──────── Provided passage

6. Learned counsel appearing for the petitioner has submitted that by applying the principle as provided under Section 14 of the Limitation Act, the explanation, so furnished at paragraph-4, is treated to be sufficient cause to condone the delay.

7. Mr. Deepak Kr. Bharati, learned counsel for the Opp. Party-CBI has opposed the ground shown for the purpose of condoning the delay.

8. The affidavit in opposition has also been filed.

9. It has been contended that the delay is in the nature of inordinate delay of 1233 days and as such, the same may not be condoned.

10. This Court has heard the learned counsel for the parties.

11. This Court is conscious with the issue of consideration of delay condonation while exercising the power conferred under Section 2 2025:JHHC:14078 5 of the Limitation Act, 1963 wherein, the underlying principle is that the parties concerned are aggrieved with the order, which is to be questioned, if has been able to show the sufficient cause and certainly the delay is to be condoned so as to enter into the merit of the issue. Contrary to that if the sufficient cause has not been shown by the party concerned, then, certainly the delay is not to be condoned.

12. This Court, before appreciating the reason which has been shown in the instant interlocutory application, needs to refer the definition of "sufficient cause".

────────────────

*Stated goal 1*
List the numbers of all paragraphs in the ruling excerpt that use the word "delay."
*Stated goal 2*
Repeat the section of the ruling excerpt that starts at the words "7. Mr. Deepak" and ends after "not be condoned.".

──────── Record excerpts

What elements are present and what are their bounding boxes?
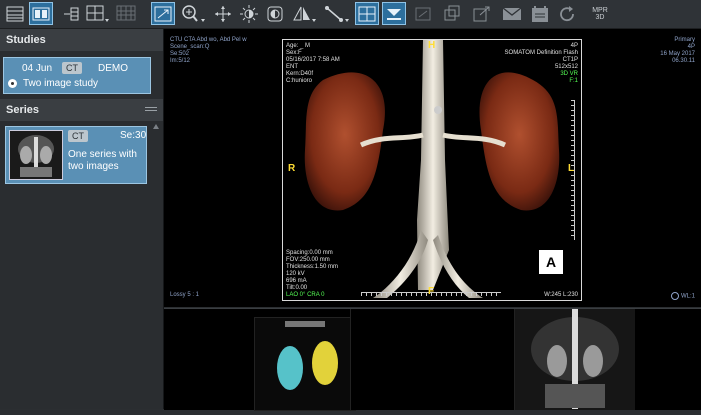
pan-icon[interactable]	[212, 2, 234, 25]
main-viewport[interactable]: CTU CTA Abd wo, Abd Pel w Scene_scan:Q S…	[164, 29, 701, 307]
orientation-right-label: L	[568, 163, 575, 174]
studies-header: Studies	[0, 29, 163, 51]
series-header-label: Series	[6, 104, 40, 116]
grid-icon[interactable]	[85, 2, 111, 25]
viewport-bottom-2[interactable]	[350, 309, 515, 410]
rotate-icon[interactable]	[556, 2, 580, 25]
viewport-bottom-3[interactable]	[514, 309, 701, 410]
inner-overlay-bottom-right: W:245 L:230	[544, 292, 578, 298]
series-description-line1: One series with	[68, 149, 137, 160]
overlay-top-right: Primary 4P 16 May 2017 06.30.11	[660, 37, 695, 64]
window-level-icon[interactable]	[238, 2, 260, 25]
study-item[interactable]: 04 Jun CT DEMO Two image study	[3, 57, 151, 94]
study-status-icon	[8, 79, 17, 88]
measure-icon[interactable]	[323, 2, 351, 25]
crosshair-icon[interactable]	[355, 2, 379, 25]
study-patient: DEMO	[98, 63, 128, 74]
grid-disabled-icon[interactable]	[115, 2, 141, 25]
layout-icon[interactable]	[29, 2, 53, 25]
mip-viewport[interactable]	[515, 309, 635, 410]
flip-icon[interactable]	[291, 2, 317, 25]
series-header: Series	[0, 99, 163, 121]
3d-render-image[interactable]: Age: _ M Sex:F 05/16/2017 7:58 AM ENT Ke…	[282, 39, 582, 301]
segmentation-viewport[interactable]	[254, 317, 356, 411]
sidebar: Studies 04 Jun CT DEMO Two image study S…	[0, 29, 164, 409]
study-modality-badge: CT	[62, 62, 82, 74]
series-modality-badge: CT	[68, 130, 88, 142]
report-icon[interactable]	[528, 2, 552, 25]
series-number: Se:30	[120, 130, 147, 141]
orientation-bottom-label: F	[428, 286, 435, 297]
cine-icon[interactable]	[412, 2, 434, 25]
inner-overlay-top-left: Age: _ M Sex:F 05/16/2017 7:58 AM ENT Ke…	[286, 43, 340, 84]
inner-overlay-bottom-left: Spacing:0.00 mm FOV:250.00 mm Thickness:…	[286, 250, 339, 298]
overlay-top-left: CTU CTA Abd wo, Abd Pel w Scene_scan:Q S…	[170, 37, 247, 64]
zoom-icon[interactable]	[180, 2, 208, 25]
study-description: Two image study	[23, 78, 99, 89]
wl-icon	[671, 292, 680, 300]
overlay-bottom-right: WL:1	[671, 292, 695, 301]
orientation-left-label: R	[288, 163, 296, 174]
toolbar: MPR 3D	[0, 0, 701, 29]
mpr-3d-icon[interactable]: MPR 3D	[585, 2, 615, 25]
scroll-up-icon[interactable]	[153, 124, 159, 129]
share-icon[interactable]	[470, 2, 494, 25]
overlay-icon[interactable]	[441, 2, 463, 25]
orientation-top-label: H	[428, 40, 436, 51]
series-layout-icon[interactable]	[60, 2, 82, 25]
series-thumbnail	[9, 130, 63, 180]
reference-lines-icon[interactable]	[382, 2, 406, 25]
invert-icon[interactable]	[264, 2, 286, 25]
series-description-line2: two images	[68, 161, 119, 172]
orientation-cube[interactable]: A	[539, 250, 563, 274]
study-date: 04 Jun	[22, 63, 53, 74]
series-item[interactable]: CT Se:30 One series with two images	[5, 126, 147, 184]
overlay-bottom-left: Lossy 5 : 1	[170, 292, 200, 298]
thumbnail-strip	[164, 308, 701, 411]
studies-list-icon[interactable]	[4, 2, 26, 25]
mail-icon[interactable]	[500, 2, 524, 25]
fit-icon[interactable]	[151, 2, 175, 25]
collapse-icon[interactable]	[145, 107, 157, 108]
viewport-bottom-1[interactable]	[164, 309, 356, 411]
inner-overlay-top-right: 4P SOMATOM Definition Flash CT1P 512x512…	[504, 43, 578, 84]
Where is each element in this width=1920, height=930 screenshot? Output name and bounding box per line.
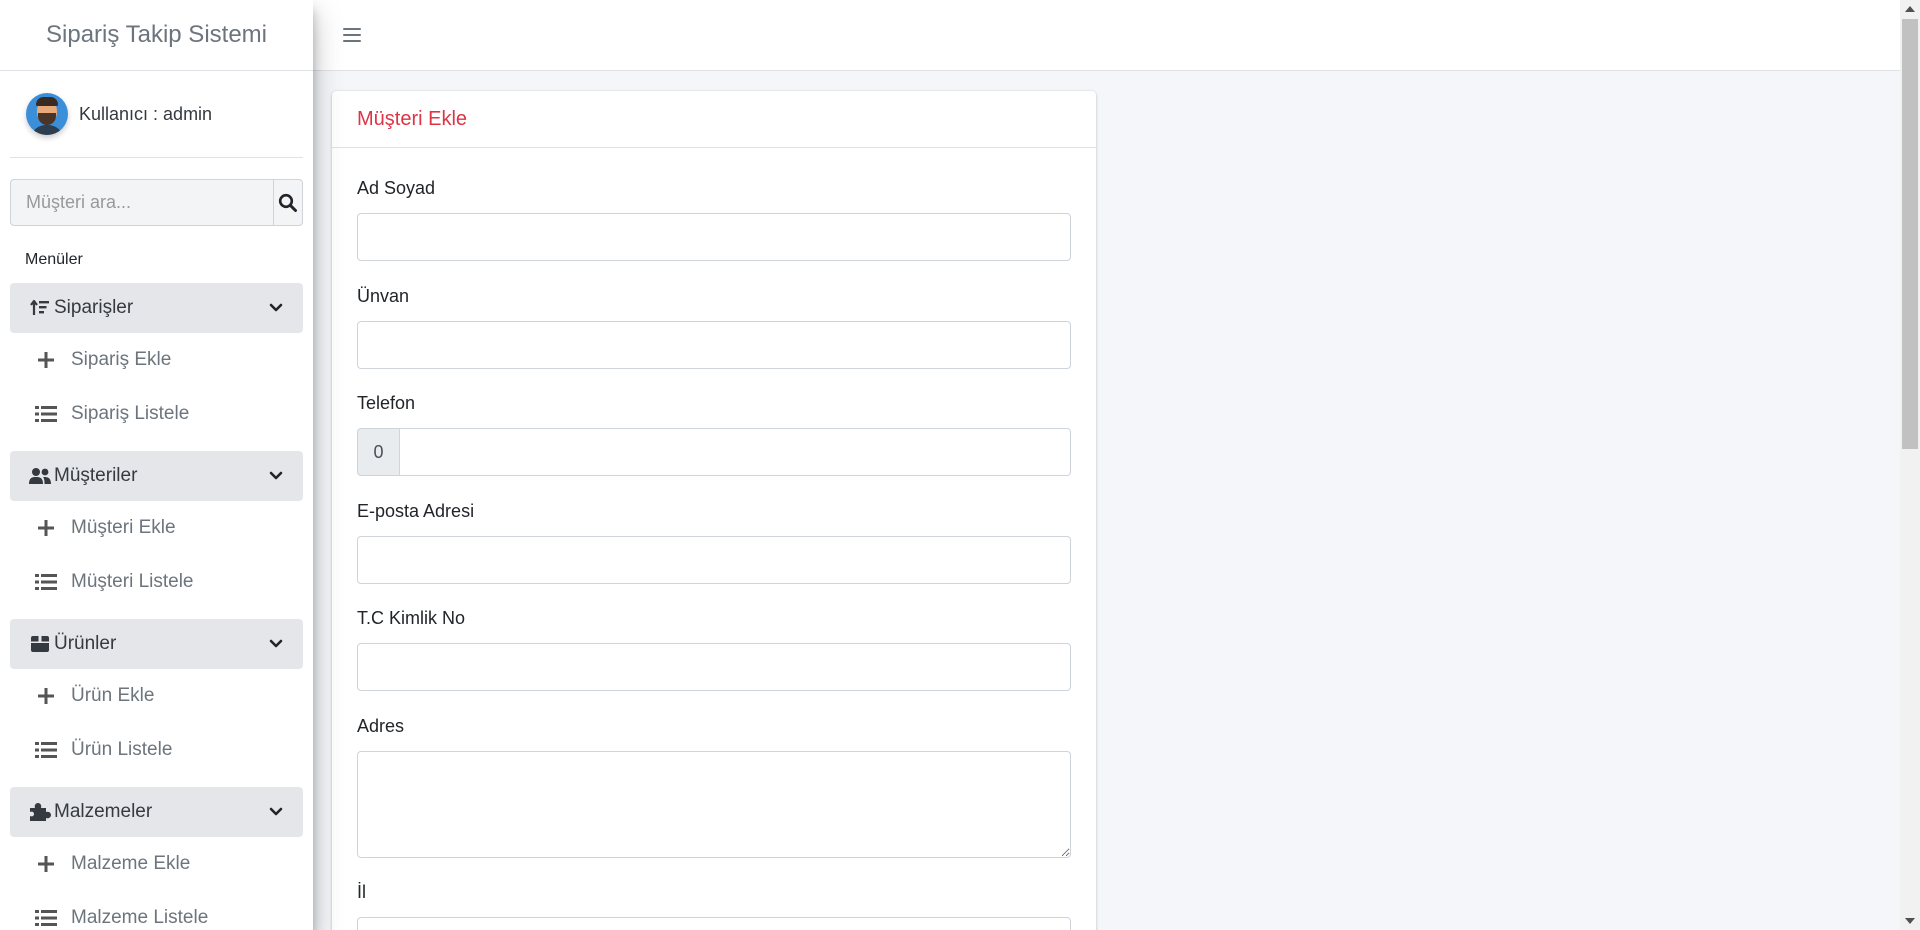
user-label[interactable]: Kullanıcı : admin [79, 104, 212, 125]
nav-header: Menüler [25, 251, 83, 268]
nav-item-label: Müşteri Ekle [71, 517, 176, 538]
brand-title[interactable]: Sipariş Takip Sistemi [0, 0, 313, 71]
nav-group-label: Ürünler [54, 633, 117, 654]
plus-icon [34, 517, 58, 539]
nav-group-label: Müşteriler [54, 465, 138, 486]
nav-item-label: Müşteri Listele [71, 571, 194, 592]
nav-item-malzeme-ekle[interactable]: Malzeme Ekle [0, 837, 313, 891]
puzzle-icon [29, 802, 51, 822]
plus-icon [34, 853, 58, 875]
list-icon [34, 571, 58, 593]
telefon-input[interactable] [399, 428, 1071, 476]
top-navbar [313, 0, 1900, 71]
nav-item-urun-ekle[interactable]: Ürün Ekle [0, 669, 313, 723]
chevron-down-icon [269, 639, 283, 648]
nav-item-label: Malzeme Listele [71, 907, 209, 928]
search-button[interactable] [273, 179, 303, 226]
tc-kimlik-label: T.C Kimlik No [357, 608, 466, 628]
telefon-label: Telefon [357, 393, 416, 413]
nav-group-label: Siparişler [54, 297, 134, 318]
list-icon [34, 403, 58, 425]
chevron-down-icon [269, 303, 283, 312]
customer-add-card: Müşteri Ekle Ad Soyad Ünvan Telefon 0 E-… [332, 91, 1096, 930]
user-avatar[interactable] [26, 93, 68, 135]
tc-kimlik-input[interactable] [357, 643, 1071, 691]
scrollbar-thumb[interactable] [1902, 19, 1918, 449]
ad-soyad-label: Ad Soyad [357, 178, 436, 198]
adres-textarea[interactable] [357, 751, 1071, 858]
chevron-down-icon [269, 471, 283, 480]
nav-item-label: Ürün Ekle [71, 685, 155, 706]
nav-item-musteri-ekle[interactable]: Müşteri Ekle [0, 501, 313, 555]
nav-item-label: Malzeme Ekle [71, 853, 191, 874]
sidebar-search [10, 179, 303, 226]
nav-item-label: Sipariş Ekle [71, 349, 172, 370]
box-icon [29, 634, 51, 654]
nav-group-musteriler[interactable]: Müşteriler [10, 451, 303, 501]
ad-soyad-input[interactable] [357, 213, 1071, 261]
adres-label: Adres [357, 716, 405, 736]
sidebar: Sipariş Takip Sistemi Kullanıcı : admin … [0, 0, 313, 930]
chevron-down-icon [269, 807, 283, 816]
nav-item-siparis-ekle[interactable]: Sipariş Ekle [0, 333, 313, 387]
nav-group-malzemeler[interactable]: Malzemeler [10, 787, 303, 837]
plus-icon [34, 685, 58, 707]
il-label: İl [357, 882, 366, 902]
users-icon [29, 466, 51, 486]
page-scrollbar[interactable] [1900, 0, 1920, 930]
nav-item-urun-listele[interactable]: Ürün Listele [0, 723, 313, 777]
nav-group-label: Malzemeler [54, 801, 153, 822]
plus-icon [34, 349, 58, 371]
nav-item-siparis-listele[interactable]: Sipariş Listele [0, 387, 313, 441]
user-panel: Kullanıcı : admin [10, 71, 303, 158]
eposta-input[interactable] [357, 536, 1071, 584]
unvan-label: Ünvan [357, 286, 410, 306]
scroll-up-icon[interactable] [1900, 0, 1920, 18]
nav-item-musteri-listele[interactable]: Müşteri Listele [0, 555, 313, 609]
nav-item-label: Ürün Listele [71, 739, 173, 760]
list-icon [34, 739, 58, 761]
nav-item-label: Sipariş Listele [71, 403, 190, 424]
scroll-down-icon[interactable] [1900, 912, 1920, 930]
telefon-input-group: 0 [357, 428, 1071, 476]
sort-amount-up-icon [29, 298, 51, 318]
nav-group-urunler[interactable]: Ürünler [10, 619, 303, 669]
list-icon [34, 907, 58, 929]
search-icon [278, 193, 297, 212]
menu-toggle-icon[interactable] [343, 25, 361, 45]
eposta-label: E-posta Adresi [357, 501, 475, 521]
nav-group-siparisler[interactable]: Siparişler [10, 283, 303, 333]
card-title: Müşteri Ekle [332, 91, 1096, 148]
customer-search-input[interactable] [10, 179, 273, 226]
il-select[interactable] [357, 917, 1071, 930]
unvan-input[interactable] [357, 321, 1071, 369]
telefon-prefix: 0 [357, 428, 399, 476]
nav-item-malzeme-listele[interactable]: Malzeme Listele [0, 891, 313, 930]
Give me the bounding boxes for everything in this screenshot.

────────────────

*Complete output 1*
6, 7, 9, 11

*Complete output 2*
7. Mr. Deepak Kr. Bharati, learned counsel for the Opp. Party-CBI has opposed the ground shown for the purpose of condoning the delay.

8. The affidavit in opposition has also been filed.

9. It has been contended that the delay is in the nature of inordinate delay of 1233 days and as such, the same may not be condoned.